Rows from a figure dataset
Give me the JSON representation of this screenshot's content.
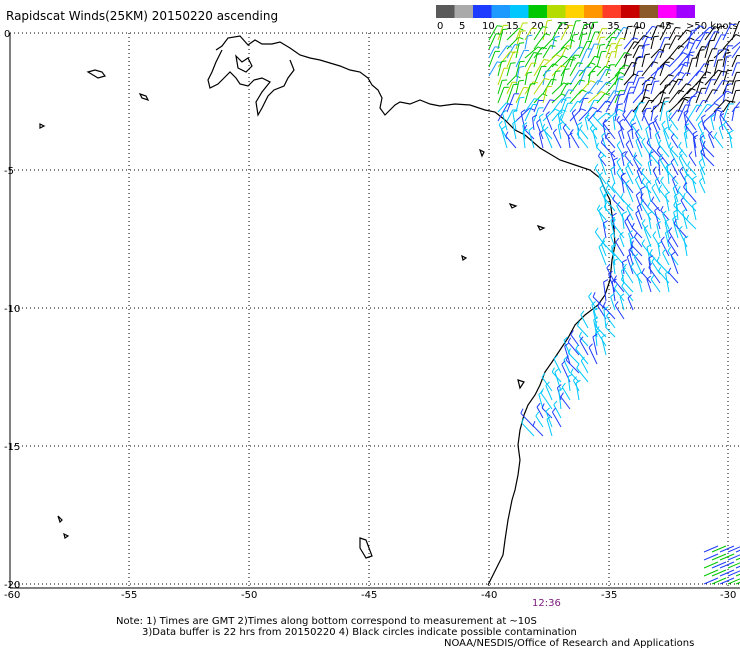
{
  "header": {
    "title": "Rapidscat Winds(25KM) 20150220 ascending"
  },
  "legend": {
    "colors": [
      "#5a5a5a",
      "#aaaaaa",
      "#1e3cff",
      "#1e9aff",
      "#00c8ff",
      "#00c800",
      "#b4dc00",
      "#ffd200",
      "#ff9600",
      "#ff3c28",
      "#c80000",
      "#8c5a28",
      "#ff00ff",
      "#a000ff"
    ],
    "labels": [
      "0",
      "5",
      "10",
      "15",
      "20",
      "25",
      "30",
      "35",
      "40",
      "45",
      ">50 knots"
    ]
  },
  "axes": {
    "lon_labels": [
      "-60",
      "-55",
      "-50",
      "-45",
      "-40",
      "-35",
      "-30"
    ],
    "lat_labels": [
      "0",
      "-5",
      "-10",
      "-15",
      "-20"
    ]
  },
  "time_label": "12:36",
  "notes": {
    "line1": "Note: 1) Times are GMT 2)Times along bottom correspond to measurement at ~10S",
    "line2": "3)Data buffer is 22 hrs from 20150220 4) Black circles indicate possible contamination",
    "line3": "NOAA/NESDIS/Office of Research and Applications"
  }
}
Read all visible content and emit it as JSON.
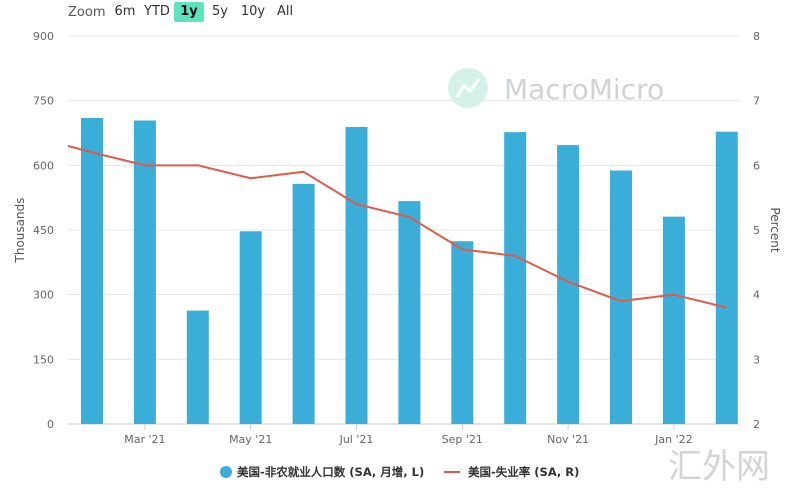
{
  "zoom": {
    "label": "Zoom",
    "options": [
      "6m",
      "YTD",
      "1y",
      "5y",
      "10y",
      "All"
    ],
    "active": "1y"
  },
  "watermark": "MacroMicro",
  "corner_watermark": "汇外网",
  "colors": {
    "bar": "#3badd9",
    "line": "#e05a47",
    "grid": "#e6e6e6",
    "zoom_active": "#5fe3be"
  },
  "chart_data": {
    "type": "bar",
    "x_labels": [
      "Mar '21",
      "May '21",
      "Jul '21",
      "Sep '21",
      "Nov '21",
      "Jan '22"
    ],
    "months": [
      "2021-02",
      "2021-03",
      "2021-04",
      "2021-05",
      "2021-06",
      "2021-07",
      "2021-08",
      "2021-09",
      "2021-10",
      "2021-11",
      "2021-12",
      "2022-01",
      "2022-02"
    ],
    "ylabel": "Thousands",
    "ylabel_right": "Percent",
    "ylim": [
      0,
      900
    ],
    "yticks": [
      0,
      150,
      300,
      450,
      600,
      750,
      900
    ],
    "ylim_right": [
      2,
      8
    ],
    "yticks_right": [
      2,
      3,
      4,
      5,
      6,
      7,
      8
    ],
    "grid": true,
    "legend_position": "bottom-center",
    "series": [
      {
        "name": "美国-非农就业人口数 (SA, 月增, L)",
        "type": "bar",
        "axis": "left",
        "values": [
          710,
          704,
          263,
          447,
          557,
          689,
          517,
          424,
          677,
          647,
          588,
          481,
          678
        ]
      },
      {
        "name": "美国-失业率 (SA, R)",
        "type": "line",
        "axis": "right",
        "start_value": 6.3,
        "values": [
          6.2,
          6.0,
          6.0,
          5.8,
          5.9,
          5.4,
          5.2,
          4.7,
          4.6,
          4.2,
          3.9,
          4.0,
          3.8
        ]
      }
    ]
  }
}
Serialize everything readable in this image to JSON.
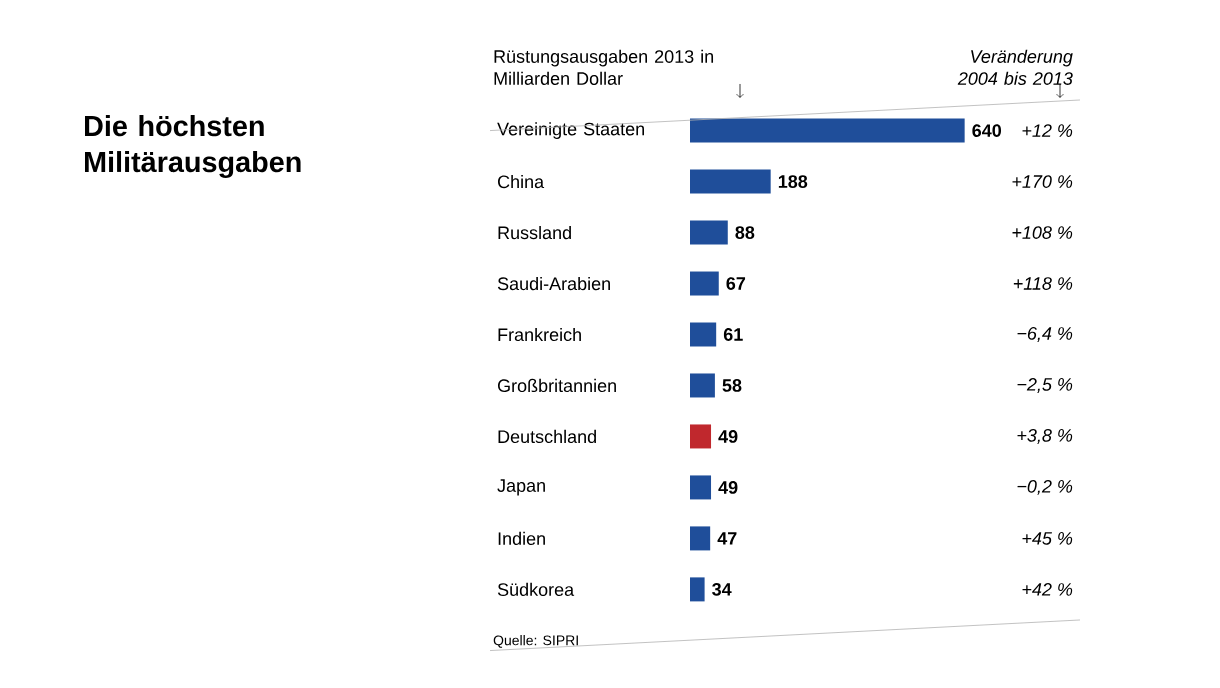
{
  "chart_data": {
    "type": "bar",
    "orientation": "horizontal",
    "title": "Die höchsten Militärausgaben",
    "categories": [
      "Vereinigte Staaten",
      "China",
      "Russland",
      "Saudi-Arabien",
      "Frankreich",
      "Großbritannien",
      "Deutschland",
      "Japan",
      "Indien",
      "Südkorea"
    ],
    "values": [
      640,
      188,
      88,
      67,
      61,
      58,
      49,
      49,
      47,
      34
    ],
    "colors": [
      "#1f4e9a",
      "#1f4e9a",
      "#1f4e9a",
      "#1f4e9a",
      "#1f4e9a",
      "#1f4e9a",
      "#c0282d",
      "#1f4e9a",
      "#1f4e9a",
      "#1f4e9a"
    ],
    "data_labels": true,
    "annotations": [
      "Rüstungsausgaben 2013 in Milliarden Dollar",
      "Veränderung 2004 bis 2013",
      "Quelle: SIPRI",
      "+12 %",
      "+170 %",
      "+108 %",
      "+118 %",
      "−6,4 %",
      "−2,5 %",
      "+3,8 %",
      "−0,2 %",
      "+45 %",
      "+42 %"
    ]
  }
}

## Task
Images do not belong in the copy; reproduce all other parts of the records above verbatim.

## Answer in full
Give me the JSON representation of this screenshot's content.
{
  "header": {
    "title": "Rapidscat Winds(25KM) 20150220 ascending"
  },
  "legend": {
    "colors": [
      "#5a5a5a",
      "#aaaaaa",
      "#1e3cff",
      "#1e9aff",
      "#00c8ff",
      "#00c800",
      "#b4dc00",
      "#ffd200",
      "#ff9600",
      "#ff3c28",
      "#c80000",
      "#8c5a28",
      "#ff00ff",
      "#a000ff"
    ],
    "labels": [
      "0",
      "5",
      "10",
      "15",
      "20",
      "25",
      "30",
      "35",
      "40",
      "45",
      ">50 knots"
    ]
  },
  "axes": {
    "lon_labels": [
      "-60",
      "-55",
      "-50",
      "-45",
      "-40",
      "-35",
      "-30"
    ],
    "lat_labels": [
      "0",
      "-5",
      "-10",
      "-15",
      "-20"
    ]
  },
  "time_label": "12:36",
  "notes": {
    "line1": "Note: 1) Times are GMT 2)Times along bottom correspond to measurement at ~10S",
    "line2": "3)Data buffer is 22 hrs from 20150220 4) Black circles indicate possible contamination",
    "line3": "NOAA/NESDIS/Office of Research and Applications"
  }
}
Read all visible content and emit it as JSON.
{
  "zoom": {
    "label": "Zoom",
    "options": [
      "6m",
      "YTD",
      "1y",
      "5y",
      "10y",
      "All"
    ],
    "active": "1y"
  },
  "watermark": "MacroMicro",
  "corner_watermark": "汇外网",
  "colors": {
    "bar": "#3badd9",
    "line": "#e05a47",
    "grid": "#e6e6e6",
    "zoom_active": "#5fe3be"
  },
  "chart_data": {
    "type": "bar",
    "x_labels": [
      "Mar '21",
      "May '21",
      "Jul '21",
      "Sep '21",
      "Nov '21",
      "Jan '22"
    ],
    "months": [
      "2021-02",
      "2021-03",
      "2021-04",
      "2021-05",
      "2021-06",
      "2021-07",
      "2021-08",
      "2021-09",
      "2021-10",
      "2021-11",
      "2021-12",
      "2022-01",
      "2022-02"
    ],
    "ylabel": "Thousands",
    "ylabel_right": "Percent",
    "ylim": [
      0,
      900
    ],
    "yticks": [
      0,
      150,
      300,
      450,
      600,
      750,
      900
    ],
    "ylim_right": [
      2,
      8
    ],
    "yticks_right": [
      2,
      3,
      4,
      5,
      6,
      7,
      8
    ],
    "grid": true,
    "legend_position": "bottom-center",
    "series": [
      {
        "name": "美国-非农就业人口数 (SA, 月增, L)",
        "type": "bar",
        "axis": "left",
        "values": [
          710,
          704,
          263,
          447,
          557,
          689,
          517,
          424,
          677,
          647,
          588,
          481,
          678
        ]
      },
      {
        "name": "美国-失业率 (SA, R)",
        "type": "line",
        "axis": "right",
        "start_value": 6.3,
        "values": [
          6.2,
          6.0,
          6.0,
          5.8,
          5.9,
          5.4,
          5.2,
          4.7,
          4.6,
          4.2,
          3.9,
          4.0,
          3.8
        ]
      }
    ]
  }
}
Serialize everything readable in this image to JSON.
{
  "chart_data": {
    "type": "bar",
    "orientation": "horizontal",
    "title": "Die höchsten Militärausgaben",
    "categories": [
      "Vereinigte Staaten",
      "China",
      "Russland",
      "Saudi-Arabien",
      "Frankreich",
      "Großbritannien",
      "Deutschland",
      "Japan",
      "Indien",
      "Südkorea"
    ],
    "values": [
      640,
      188,
      88,
      67,
      61,
      58,
      49,
      49,
      47,
      34
    ],
    "colors": [
      "#1f4e9a",
      "#1f4e9a",
      "#1f4e9a",
      "#1f4e9a",
      "#1f4e9a",
      "#1f4e9a",
      "#c0282d",
      "#1f4e9a",
      "#1f4e9a",
      "#1f4e9a"
    ],
    "data_labels": true,
    "annotations": [
      "Rüstungsausgaben 2013 in Milliarden Dollar",
      "Veränderung 2004 bis 2013",
      "Quelle: SIPRI",
      "+12 %",
      "+170 %",
      "+108 %",
      "+118 %",
      "−6,4 %",
      "−2,5 %",
      "+3,8 %",
      "−0,2 %",
      "+45 %",
      "+42 %"
    ]
  }
}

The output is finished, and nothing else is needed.